START

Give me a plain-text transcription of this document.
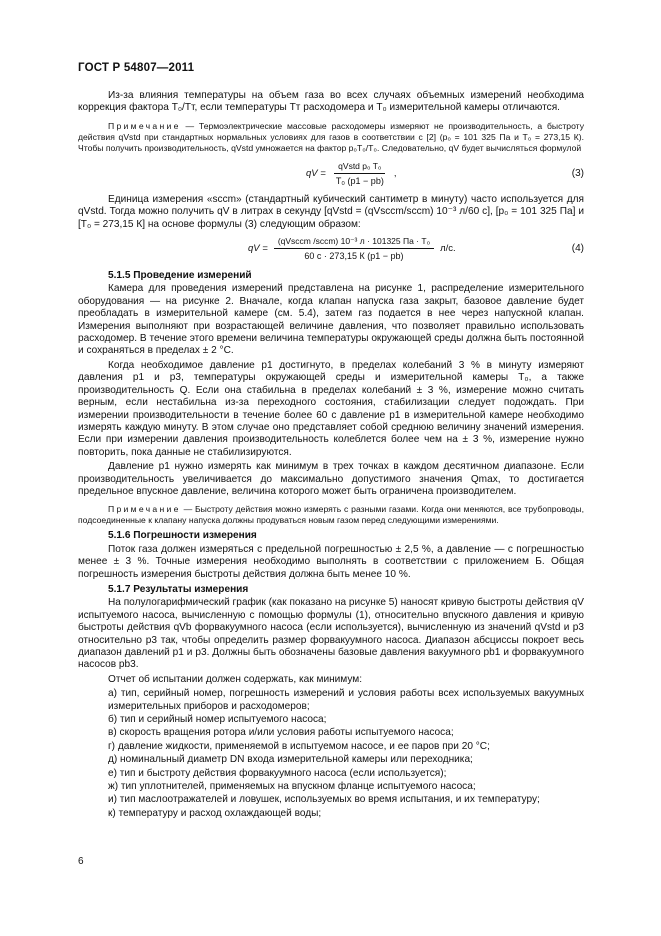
ГОСТ Р 54807—2011

Из-за влияния температуры на объем газа во всех случаях объемных измерений необходима коррекция фактора T₀/Tт, если температуры Tт расходомера и T₀ измерительной камеры отличаются.

Примечание — Термоэлектрические массовые расходомеры измеряют не производительность, а быстроту действия qVstd при стандартных нормальных условиях для газов в соответствии с [2] (p₀ = 101 325 Па и T₀ = 273,15 К). Чтобы получить производительность, qVstd умножается на фактор p₀T₀/T₀. Следовательно, qV будет вычисляться формулой

qV =
qVstd p₀ T₀
T₀ (p1 − pb)
,	(3)

Единица измерения «sccm» (стандартный кубический сантиметр в минуту) часто используется для qVstd. Тогда можно получить qV в литрах в секунду [qVstd = (qVsccm/sccm) 10⁻³ л/60 с], [p₀ = 101 325 Па] и [T₀ = 273,15 К] на основе формулы (3) следующим образом:

qV =
(qVsccm /sccm) 10⁻³ л · 101325 Па · T₀
60 с · 273,15 К (p1 − pb)
л/с.	(4)
5.1.5 Проведение измерений

Камера для проведения измерений представлена на рисунке 1, распределение измерительного оборудования — на рисунке 2. Вначале, когда клапан напуска газа закрыт, базовое давление будет преобладать в измерительной камере (см. 5.4), затем газ подается в нее через напускной клапан. Измерения выполняют при возрастающей величине давления, что позволяет правильно использовать расходомер. В течение этого времени величина температуры окружающей среды должна быть постоянной и сохраняться в пределах ± 2 °С.

Когда необходимое давление p1 достигнуто, в пределах колебаний 3 % в минуту измеряют давления p1 и p3, температуры окружающей среды и измерительной камеры T₀, а также производительность Q. Если она стабильна в пределах колебаний ± 3 %, измерение можно считать верным, если нестабильна из-за переходного состояния, стабилизации следует подождать. При измерении производительности в течение более 60 с давление p1 в измерительной камере необходимо измерять каждую минуту. В этом случае оно представляет собой среднюю величину значений измерения. Если при измерении давления производительность колеблется более чем на ± 3 %, измерение нужно повторить, пока данные не стабилизируются.

Давление p1 нужно измерять как минимум в трех точках в каждом десятичном диапазоне. Если производительность увеличивается до максимально допустимого значения Qmax, то достигается предельное впускное давление, величина которого может быть ограничена производителем.

Примечание — Быстроту действия можно измерять с разными газами. Когда они меняются, все трубопроводы, подсоединенные к клапану напуска должны продуваться новым газом перед следующими измерениями.

5.1.6 Погрешности измерения

Поток газа должен измеряться с предельной погрешностью ± 2,5 %, а давление — с погрешностью менее ± 3 %. Точные измерения необходимо выполнять в соответствии с приложением Б. Общая погрешность измерения быстроты действия должна быть менее 10 %.

5.1.7 Результаты измерения

На полулогарифмический график (как показано на рисунке 5) наносят кривую быстроты действия qV испытуемого насоса, вычисленную с помощью формулы (1), относительно впускного давления и кривую быстроты действия qVb форвакуумного насоса (если используется), вычисленную из значений qVstd и p3 относительно p3 так, чтобы определить размер форвакуумного насоса. Диапазон абсциссы покроет весь диапазон давлений p1 и p3. Должны быть обозначены базовые давления вакуумного pb1 и форвакуумного насосов pb3.

Отчет об испытании должен содержать, как минимум:

а) тип, серийный номер, погрешность измерений и условия работы всех используемых вакуумных измерительных приборов и расходомеров;
б) тип и серийный номер испытуемого насоса;
в) скорость вращения ротора и/или условия работы испытуемого насоса;
г) давление жидкости, применяемой в испытуемом насосе, и ее паров при 20 °С;
д) номинальный диаметр DN входа измерительной камеры или переходника;
е) тип и быстроту действия форвакуумного насоса (если используется);
ж) тип уплотнителей, применяемых на впускном фланце испытуемого насоса;
и) тип маслоотражателей и ловушек, используемых во время испытания, и их температуру;
к) температуру и расход охлаждающей воды;
6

END

#### Requirements:
Transcribe the preceding listing in its entirety and with exact wording, leaving out pictures.

#### In response:
Give me a plain-text transcription of this document.
ГОСТ Р 54807—2011

Из-за влияния температуры на объем газа во всех случаях объемных измерений необходима коррекция фактора T₀/Tт, если температуры Tт расходомера и T₀ измерительной камеры отличаются.

Примечание — Термоэлектрические массовые расходомеры измеряют не производительность, а быстроту действия qVstd при стандартных нормальных условиях для газов в соответствии с [2] (p₀ = 101 325 Па и T₀ = 273,15 К). Чтобы получить производительность, qVstd умножается на фактор p₀T₀/T₀. Следовательно, qV будет вычисляться формулой

qV =
qVstd p₀ T₀
T₀ (p1 − pb)
,	(3)

Единица измерения «sccm» (стандартный кубический сантиметр в минуту) часто используется для qVstd. Тогда можно получить qV в литрах в секунду [qVstd = (qVsccm/sccm) 10⁻³ л/60 с], [p₀ = 101 325 Па] и [T₀ = 273,15 К] на основе формулы (3) следующим образом:

qV =
(qVsccm /sccm) 10⁻³ л · 101325 Па · T₀
60 с · 273,15 К (p1 − pb)
л/с.	(4)
5.1.5 Проведение измерений

Камера для проведения измерений представлена на рисунке 1, распределение измерительного оборудования — на рисунке 2. Вначале, когда клапан напуска газа закрыт, базовое давление будет преобладать в измерительной камере (см. 5.4), затем газ подается в нее через напускной клапан. Измерения выполняют при возрастающей величине давления, что позволяет правильно использовать расходомер. В течение этого времени величина температуры окружающей среды должна быть постоянной и сохраняться в пределах ± 2 °С.

Когда необходимое давление p1 достигнуто, в пределах колебаний 3 % в минуту измеряют давления p1 и p3, температуры окружающей среды и измерительной камеры T₀, а также производительность Q. Если она стабильна в пределах колебаний ± 3 %, измерение можно считать верным, если нестабильна из-за переходного состояния, стабилизации следует подождать. При измерении производительности в течение более 60 с давление p1 в измерительной камере необходимо измерять каждую минуту. В этом случае оно представляет собой среднюю величину значений измерения. Если при измерении давления производительность колеблется более чем на ± 3 %, измерение нужно повторить, пока данные не стабилизируются.

Давление p1 нужно измерять как минимум в трех точках в каждом десятичном диапазоне. Если производительность увеличивается до максимально допустимого значения Qmax, то достигается предельное впускное давление, величина которого может быть ограничена производителем.

Примечание — Быстроту действия можно измерять с разными газами. Когда они меняются, все трубопроводы, подсоединенные к клапану напуска должны продуваться новым газом перед следующими измерениями.

5.1.6 Погрешности измерения

Поток газа должен измеряться с предельной погрешностью ± 2,5 %, а давление — с погрешностью менее ± 3 %. Точные измерения необходимо выполнять в соответствии с приложением Б. Общая погрешность измерения быстроты действия должна быть менее 10 %.

5.1.7 Результаты измерения

На полулогарифмический график (как показано на рисунке 5) наносят кривую быстроты действия qV испытуемого насоса, вычисленную с помощью формулы (1), относительно впускного давления и кривую быстроты действия qVb форвакуумного насоса (если используется), вычисленную из значений qVstd и p3 относительно p3 так, чтобы определить размер форвакуумного насоса. Диапазон абсциссы покроет весь диапазон давлений p1 и p3. Должны быть обозначены базовые давления вакуумного pb1 и форвакуумного насосов pb3.

Отчет об испытании должен содержать, как минимум:

а) тип, серийный номер, погрешность измерений и условия работы всех используемых вакуумных измерительных приборов и расходомеров;
б) тип и серийный номер испытуемого насоса;
в) скорость вращения ротора и/или условия работы испытуемого насоса;
г) давление жидкости, применяемой в испытуемом насосе, и ее паров при 20 °С;
д) номинальный диаметр DN входа измерительной камеры или переходника;
е) тип и быстроту действия форвакуумного насоса (если используется);
ж) тип уплотнителей, применяемых на впускном фланце испытуемого насоса;
и) тип маслоотражателей и ловушек, используемых во время испытания, и их температуру;
к) температуру и расход охлаждающей воды;
6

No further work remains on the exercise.